Task objective
State the number of lines below in which the word "Giorgio" appears. Nothing else belongs in the answer.

Dataset entries:
★ ★ ★
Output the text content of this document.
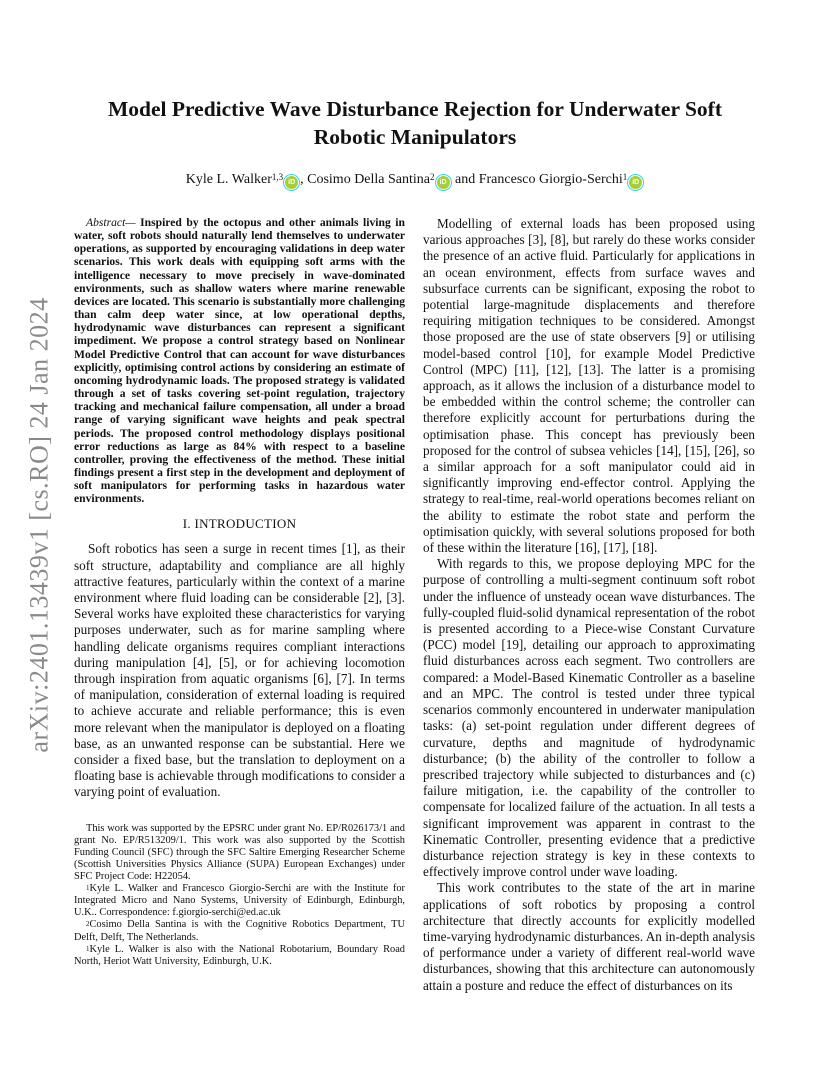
arXiv:2401.13439v1 [cs.RO] 24 Jan 2024
Model Predictive Wave Disturbance Rejection for Underwater Soft Robotic Manipulators
Kyle L. Walker$^{1,3}$iD , Cosimo Della Santina$^2$iD and Francesco Giorgio-Serchi$^1$iD

Abstract— Inspired by the octopus and other animals living in water, soft robots should naturally lend themselves to underwater operations, as supported by encouraging validations in deep water scenarios. This work deals with equipping soft arms with the intelligence necessary to move precisely in wave-dominated environments, such as shallow waters where marine renewable devices are located. This scenario is substantially more challenging than calm deep water since, at low operational depths, hydrodynamic wave disturbances can represent a significant impediment. We propose a control strategy based on Nonlinear Model Predictive Control that can account for wave disturbances explicitly, optimising control actions by considering an estimate of oncoming hydrodynamic loads. The proposed strategy is validated through a set of tasks covering set-point regulation, trajectory tracking and mechanical failure compensation, all under a broad range of varying significant wave heights and peak spectral periods. The proposed control methodology displays positional error reductions as large as 84% with respect to a baseline controller, proving the effectiveness of the method. These initial findings present a first step in the development and deployment of soft manipulators for performing tasks in hazardous water environments.

I. INTRODUCTION

Soft robotics has seen a surge in recent times [1], as their soft structure, adaptability and compliance are all highly attractive features, particularly within the context of a marine environment where fluid loading can be considerable [2], [3]. Several works have exploited these characteristics for varying purposes underwater, such as for marine sampling where handling delicate organisms requires compliant interactions during manipulation [4], [5], or for achieving locomotion through inspiration from aquatic organisms [6], [7]. In terms of manipulation, consideration of external loading is required to achieve accurate and reliable performance; this is even more relevant when the manipulator is deployed on a floating base, as an unwanted response can be substantial. Here we consider a fixed base, but the translation to deployment on a floating base is achievable through modifications to consider a varying point of evaluation.

This work was supported by the EPSRC under grant No. EP/R026173/1 and grant No. EP/R513209/1. This work was also supported by the Scottish Funding Council (SFC) through the SFC Saltire Emerging Researcher Scheme (Scottish Universities Physics Alliance (SUPA) European Exchanges) under SFC Project Code: H22054.

$^1$Kyle L. Walker and Francesco Giorgio-Serchi are with the Institute for Integrated Micro and Nano Systems, University of Edinburgh, Edinburgh, U.K.. Correspondence: f.giorgio-serchi@ed.ac.uk

$^2$Cosimo Della Santina is with the Cognitive Robotics Department, TU Delft, Delft, The Netherlands.

$^1$Kyle L. Walker is also with the National Robotarium, Boundary Road North, Heriot Watt University, Edinburgh, U.K.

Modelling of external loads has been proposed using various approaches [3], [8], but rarely do these works consider the presence of an active fluid. Particularly for applications in an ocean environment, effects from surface waves and subsurface currents can be significant, exposing the robot to potential large-magnitude displacements and therefore requiring mitigation techniques to be considered. Amongst those proposed are the use of state observers [9] or utilising model-based control [10], for example Model Predictive Control (MPC) [11], [12], [13]. The latter is a promising approach, as it allows the inclusion of a disturbance model to be embedded within the control scheme; the controller can therefore explicitly account for perturbations during the optimisation phase. This concept has previously been proposed for the control of subsea vehicles [14], [15], [26], so a similar approach for a soft manipulator could aid in significantly improving end-effector control. Applying the strategy to real-time, real-world operations becomes reliant on the ability to estimate the robot state and perform the optimisation quickly, with several solutions proposed for both of these within the literature [16], [17], [18].

With regards to this, we propose deploying MPC for the purpose of controlling a multi-segment continuum soft robot under the influence of unsteady ocean wave disturbances. The fully-coupled fluid-solid dynamical representation of the robot is presented according to a Piece-wise Constant Curvature (PCC) model [19], detailing our approach to approximating fluid disturbances across each segment. Two controllers are compared: a Model-Based Kinematic Controller as a baseline and an MPC. The control is tested under three typical scenarios commonly encountered in underwater manipulation tasks: (a) set-point regulation under different degrees of curvature, depths and magnitude of hydrodynamic disturbance; (b) the ability of the controller to follow a prescribed trajectory while subjected to disturbances and (c) failure mitigation, i.e. the capability of the controller to compensate for localized failure of the actuation. In all tests a significant improvement was apparent in contrast to the Kinematic Controller, presenting evidence that a predictive disturbance rejection strategy is key in these contexts to effectively improve control under wave loading.

This work contributes to the state of the art in marine applications of soft robotics by proposing a control architecture that directly accounts for explicitly modelled time-varying hydrodynamic disturbances. An in-depth analysis of performance under a variety of different real-world wave disturbances, showing that this architecture can autonomously attain a posture and reduce the effect of disturbances on its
★ ★ ★
Exercise solution
2